**WHAT IS REQUIRED**: Go through the listing and pick out each line with the word "outcome" in it.

* * * * * * * * *

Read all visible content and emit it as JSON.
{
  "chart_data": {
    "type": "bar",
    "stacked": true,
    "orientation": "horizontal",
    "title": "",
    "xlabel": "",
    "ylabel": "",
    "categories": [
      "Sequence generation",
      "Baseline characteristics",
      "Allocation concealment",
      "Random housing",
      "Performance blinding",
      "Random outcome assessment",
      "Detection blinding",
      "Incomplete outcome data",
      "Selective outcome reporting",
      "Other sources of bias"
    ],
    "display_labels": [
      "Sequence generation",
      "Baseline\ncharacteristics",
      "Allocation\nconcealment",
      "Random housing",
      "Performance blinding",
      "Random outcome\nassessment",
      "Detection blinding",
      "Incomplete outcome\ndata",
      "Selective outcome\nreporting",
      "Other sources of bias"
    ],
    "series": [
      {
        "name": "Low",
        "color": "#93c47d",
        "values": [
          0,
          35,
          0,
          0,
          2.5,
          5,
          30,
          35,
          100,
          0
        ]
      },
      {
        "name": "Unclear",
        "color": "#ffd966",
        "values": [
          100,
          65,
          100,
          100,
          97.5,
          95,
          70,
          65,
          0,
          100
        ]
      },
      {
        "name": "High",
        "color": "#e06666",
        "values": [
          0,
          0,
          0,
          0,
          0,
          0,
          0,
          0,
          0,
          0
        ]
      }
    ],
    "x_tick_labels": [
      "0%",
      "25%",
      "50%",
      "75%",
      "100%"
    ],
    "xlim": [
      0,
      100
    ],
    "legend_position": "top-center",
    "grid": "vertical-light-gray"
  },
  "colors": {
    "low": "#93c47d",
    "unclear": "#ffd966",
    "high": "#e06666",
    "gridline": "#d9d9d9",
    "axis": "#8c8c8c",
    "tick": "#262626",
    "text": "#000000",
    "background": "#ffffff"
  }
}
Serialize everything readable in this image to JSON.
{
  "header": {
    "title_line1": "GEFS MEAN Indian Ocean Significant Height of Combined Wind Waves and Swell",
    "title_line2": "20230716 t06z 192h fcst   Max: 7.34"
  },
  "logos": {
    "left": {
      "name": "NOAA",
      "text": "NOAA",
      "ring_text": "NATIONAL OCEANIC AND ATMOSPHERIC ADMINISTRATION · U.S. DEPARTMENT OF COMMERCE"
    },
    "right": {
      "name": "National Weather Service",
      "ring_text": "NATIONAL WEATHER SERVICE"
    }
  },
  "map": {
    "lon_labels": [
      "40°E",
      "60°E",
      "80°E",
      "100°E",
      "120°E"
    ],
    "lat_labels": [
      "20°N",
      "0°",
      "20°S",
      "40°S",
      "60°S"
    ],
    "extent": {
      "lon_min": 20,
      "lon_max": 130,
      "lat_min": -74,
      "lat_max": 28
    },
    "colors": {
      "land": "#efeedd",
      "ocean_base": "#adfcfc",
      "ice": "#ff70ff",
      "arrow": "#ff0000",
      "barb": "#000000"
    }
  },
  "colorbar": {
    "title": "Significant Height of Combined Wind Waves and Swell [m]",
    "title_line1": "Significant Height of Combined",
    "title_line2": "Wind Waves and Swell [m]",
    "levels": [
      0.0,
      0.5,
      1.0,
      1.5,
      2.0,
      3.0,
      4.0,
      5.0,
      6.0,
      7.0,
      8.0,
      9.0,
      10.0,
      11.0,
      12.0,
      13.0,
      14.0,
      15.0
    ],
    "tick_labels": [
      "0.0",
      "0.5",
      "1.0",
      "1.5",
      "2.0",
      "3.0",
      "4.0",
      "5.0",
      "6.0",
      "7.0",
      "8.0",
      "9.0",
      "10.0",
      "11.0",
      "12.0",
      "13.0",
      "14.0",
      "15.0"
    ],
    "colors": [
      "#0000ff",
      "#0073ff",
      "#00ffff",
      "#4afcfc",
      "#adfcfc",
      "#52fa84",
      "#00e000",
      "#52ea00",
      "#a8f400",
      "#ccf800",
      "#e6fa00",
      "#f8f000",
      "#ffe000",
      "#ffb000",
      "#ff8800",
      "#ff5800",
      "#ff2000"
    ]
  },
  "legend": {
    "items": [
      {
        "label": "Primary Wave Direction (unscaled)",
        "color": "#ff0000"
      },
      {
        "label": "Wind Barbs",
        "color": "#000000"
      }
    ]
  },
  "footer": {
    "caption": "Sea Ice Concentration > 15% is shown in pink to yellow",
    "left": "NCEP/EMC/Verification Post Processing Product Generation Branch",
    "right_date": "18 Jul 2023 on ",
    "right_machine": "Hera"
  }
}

* * * * * * * * *

**OUTPUT OF THE EXERCISE**:
      "Random outcome assessment",
      "Incomplete outcome data",
      "Selective outcome reporting",
      "Random outcome\nassessment",
      "Incomplete outcome\ndata",
      "Selective outcome\nreporting",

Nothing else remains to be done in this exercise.